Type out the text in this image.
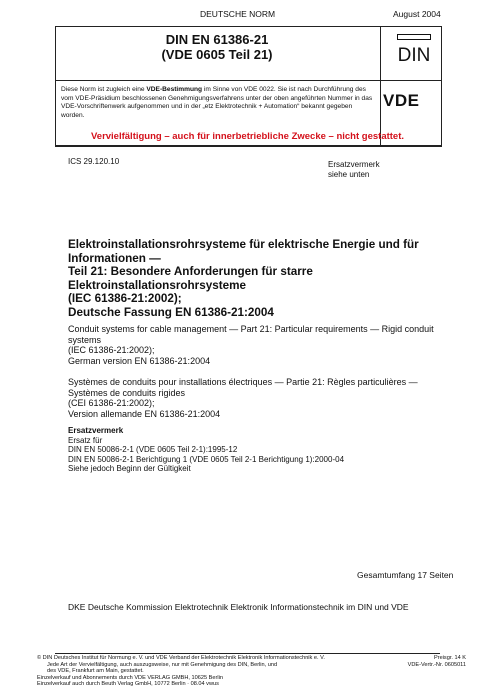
DEUTSCHE NORM	August 2004
DIN EN 61386-21
(VDE 0605 Teil 21)	DIN
VDE
Diese Norm ist zugleich eine VDE-Bestimmung im Sinne von VDE 0022. Sie ist nach Durchführung des vom VDE-Präsidium beschlossenen Genehmigungsverfahrens unter der oben angeführten Nummer in das VDE-Vorschriftenwerk aufgenommen und in der „etz Elektrotechnik + Automation“ bekannt gegeben worden.
Vervielfältigung – auch für innerbetriebliche Zwecke – nicht gestattet.
ICS 29.120.10	Ersatzvermerk
siehe unten
Elektroinstallationsrohrsysteme für elektrische Energie und für
Informationen —
Teil 21: Besondere Anforderungen für starre
Elektroinstallationsrohrsysteme
(IEC 61386-21:2002);
Deutsche Fassung EN 61386-21:2004
Conduit systems for cable management — Part 21: Particular requirements — Rigid conduit
systems
(IEC 61386-21:2002);
German version EN 61386-21:2004
Systèmes de conduits pour installations électriques — Partie 21: Règles particulières —
Systèmes de conduits rigides
(CEI 61386-21:2002);
Version allemande EN 61386-21:2004
Ersatzvermerk
Ersatz für
DIN EN 50086-2-1 (VDE 0605 Teil 2-1):1995-12
DIN EN 50086-2-1 Berichtigung 1 (VDE 0605 Teil 2-1 Berichtigung 1):2000-04
Siehe jedoch Beginn der Gültigkeit
Gesamtumfang 17 Seiten
DKE Deutsche Kommission Elektrotechnik Elektronik Informationstechnik im DIN und VDE
© DIN Deutsches Institut für Normung e. V. und VDE Verband der Elektrotechnik Elektronik Informationstechnik e. V.
Jede Art der Vervielfältigung, auch auszugsweise, nur mit Genehmigung des DIN, Berlin, und
des VDE, Frankfurt am Main, gestattet.
Einzelverkauf und Abonnements durch VDE VERLAG GMBH, 10625 Berlin
Einzelverkauf auch durch Beuth Verlag GmbH, 10772 Berlin · 08.04 vwus
Preisgr. 14 K
VDE-Vertr.-Nr. 0605011
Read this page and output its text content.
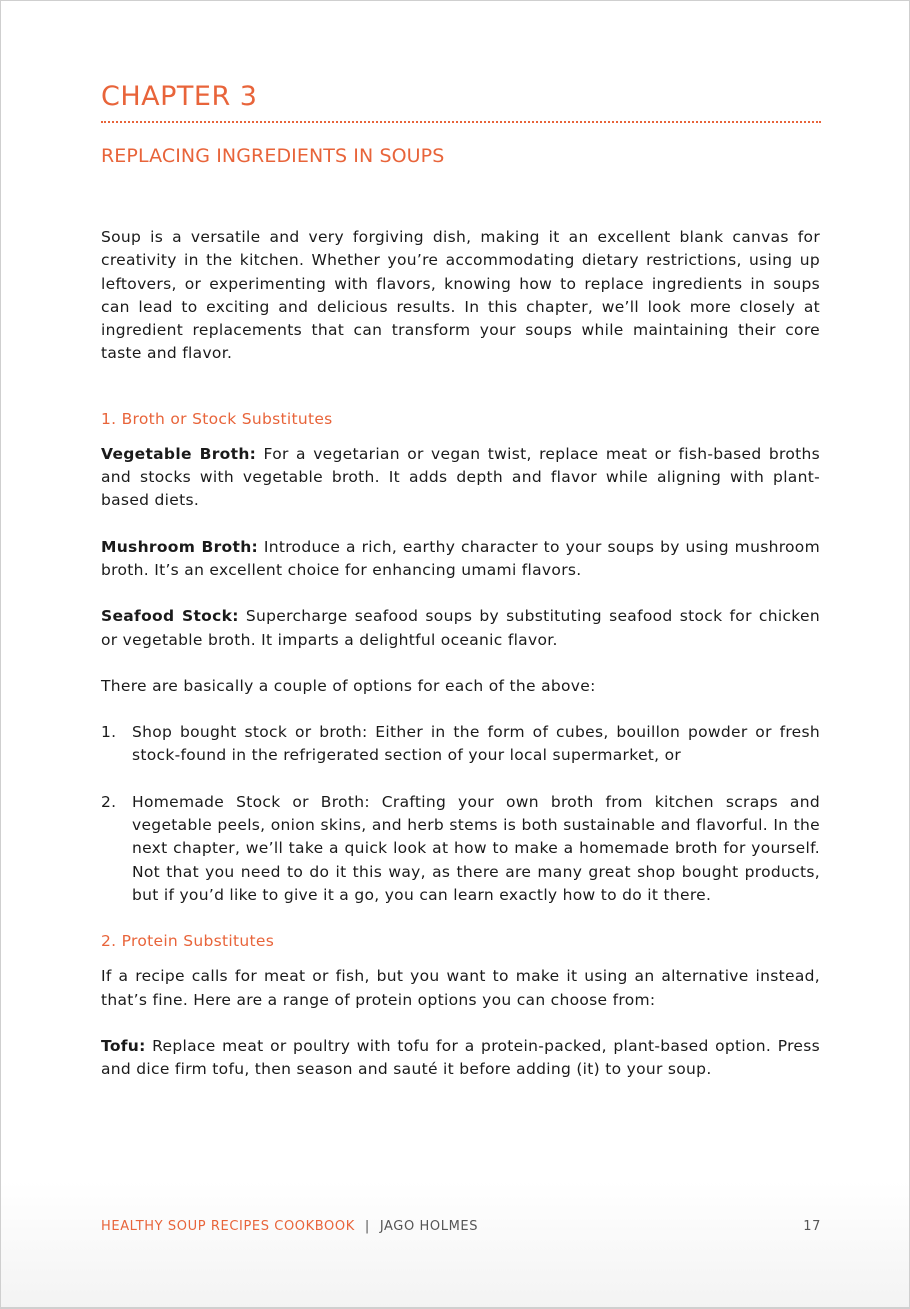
CHAPTER 3
REPLACING INGREDIENTS IN SOUPS

Soup is a versatile and very forgiving dish, making it an excellent blank canvas for creativity in the kitchen. Whether you’re accommodating dietary restrictions, using up leftovers, or experimenting with flavors, knowing how to replace ingredients in soups can lead to exciting and delicious results. In this chapter, we’ll look more closely at ingredient replacements that can transform your soups while maintaining their core taste and flavor.

1. Broth or Stock Substitutes

Vegetable Broth: For a vegetarian or vegan twist, replace meat or fish-based broths and stocks with vegetable broth. It adds depth and flavor while aligning with plant-based diets.

Mushroom Broth: Introduce a rich, earthy character to your soups by using mushroom broth. It’s an excellent choice for enhancing umami flavors.

Seafood Stock: Supercharge seafood soups by substituting seafood stock for chicken or vegetable broth. It imparts a delightful oceanic flavor.

There are basically a couple of options for each of the above:

1. Shop bought stock or broth: Either in the form of cubes, bouillon powder or fresh stock-found in the refrigerated section of your local supermarket, or
2. Homemade Stock or Broth: Crafting your own broth from kitchen scraps and vegetable peels, onion skins, and herb stems is both sustainable and flavorful. In the next chapter, we’ll take a quick look at how to make a homemade broth for yourself. Not that you need to do it this way, as there are many great shop bought products, but if you’d like to give it a go, you can learn exactly how to do it there.
2. Protein Substitutes

If a recipe calls for meat or fish, but you want to make it using an alternative instead, that’s fine. Here are a range of protein options you can choose from:

Tofu: Replace meat or poultry with tofu for a protein-packed, plant-based option. Press and dice firm tofu, then season and sauté it before adding (it) to your soup.

HEALTHY SOUP RECIPES COOKBOOK | JAGO HOLMES	17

────

## What you need to do
Retype the records in full. Do not carry over the images.

## Response box
Type out the text in this image.
DEUTSCHE NORM	August 2004
DIN EN 61386-21
(VDE 0605 Teil 21)	DIN
VDE
Diese Norm ist zugleich eine VDE-Bestimmung im Sinne von VDE 0022. Sie ist nach Durchführung des vom VDE-Präsidium beschlossenen Genehmigungsverfahrens unter der oben angeführten Nummer in das VDE-Vorschriftenwerk aufgenommen und in der „etz Elektrotechnik + Automation“ bekannt gegeben worden.
Vervielfältigung – auch für innerbetriebliche Zwecke – nicht gestattet.
ICS 29.120.10	Ersatzvermerk
siehe unten
Elektroinstallationsrohrsysteme für elektrische Energie und für
Informationen —
Teil 21: Besondere Anforderungen für starre
Elektroinstallationsrohrsysteme
(IEC 61386-21:2002);
Deutsche Fassung EN 61386-21:2004
Conduit systems for cable management — Part 21: Particular requirements — Rigid conduit
systems
(IEC 61386-21:2002);
German version EN 61386-21:2004
Systèmes de conduits pour installations électriques — Partie 21: Règles particulières —
Systèmes de conduits rigides
(CEI 61386-21:2002);
Version allemande EN 61386-21:2004
Ersatzvermerk
Ersatz für
DIN EN 50086-2-1 (VDE 0605 Teil 2-1):1995-12
DIN EN 50086-2-1 Berichtigung 1 (VDE 0605 Teil 2-1 Berichtigung 1):2000-04
Siehe jedoch Beginn der Gültigkeit
Gesamtumfang 17 Seiten
DKE Deutsche Kommission Elektrotechnik Elektronik Informationstechnik im DIN und VDE
© DIN Deutsches Institut für Normung e. V. und VDE Verband der Elektrotechnik Elektronik Informationstechnik e. V.
Jede Art der Vervielfältigung, auch auszugsweise, nur mit Genehmigung des DIN, Berlin, und
des VDE, Frankfurt am Main, gestattet.
Einzelverkauf und Abonnements durch VDE VERLAG GMBH, 10625 Berlin
Einzelverkauf auch durch Beuth Verlag GmbH, 10772 Berlin · 08.04 vwus
Preisgr. 14 K
VDE-Vertr.-Nr. 0605011
Read this page and output its text content.
CHAPTER 3
REPLACING INGREDIENTS IN SOUPS

Soup is a versatile and very forgiving dish, making it an excellent blank canvas for creativity in the kitchen. Whether you’re accommodating dietary restrictions, using up leftovers, or experimenting with flavors, knowing how to replace ingredients in soups can lead to exciting and delicious results. In this chapter, we’ll look more closely at ingredient replacements that can transform your soups while maintaining their core taste and flavor.

1. Broth or Stock Substitutes

Vegetable Broth: For a vegetarian or vegan twist, replace meat or fish-based broths and stocks with vegetable broth. It adds depth and flavor while aligning with plant-based diets.

Mushroom Broth: Introduce a rich, earthy character to your soups by using mushroom broth. It’s an excellent choice for enhancing umami flavors.

Seafood Stock: Supercharge seafood soups by substituting seafood stock for chicken or vegetable broth. It imparts a delightful oceanic flavor.

There are basically a couple of options for each of the above:

1. Shop bought stock or broth: Either in the form of cubes, bouillon powder or fresh stock-found in the refrigerated section of your local supermarket, or
2. Homemade Stock or Broth: Crafting your own broth from kitchen scraps and vegetable peels, onion skins, and herb stems is both sustainable and flavorful. In the next chapter, we’ll take a quick look at how to make a homemade broth for yourself. Not that you need to do it this way, as there are many great shop bought products, but if you’d like to give it a go, you can learn exactly how to do it there.
2. Protein Substitutes

If a recipe calls for meat or fish, but you want to make it using an alternative instead, that’s fine. Here are a range of protein options you can choose from:

Tofu: Replace meat or poultry with tofu for a protein-packed, plant-based option. Press and dice firm tofu, then season and sauté it before adding (it) to your soup.

HEALTHY SOUP RECIPES COOKBOOK | JAGO HOLMES	17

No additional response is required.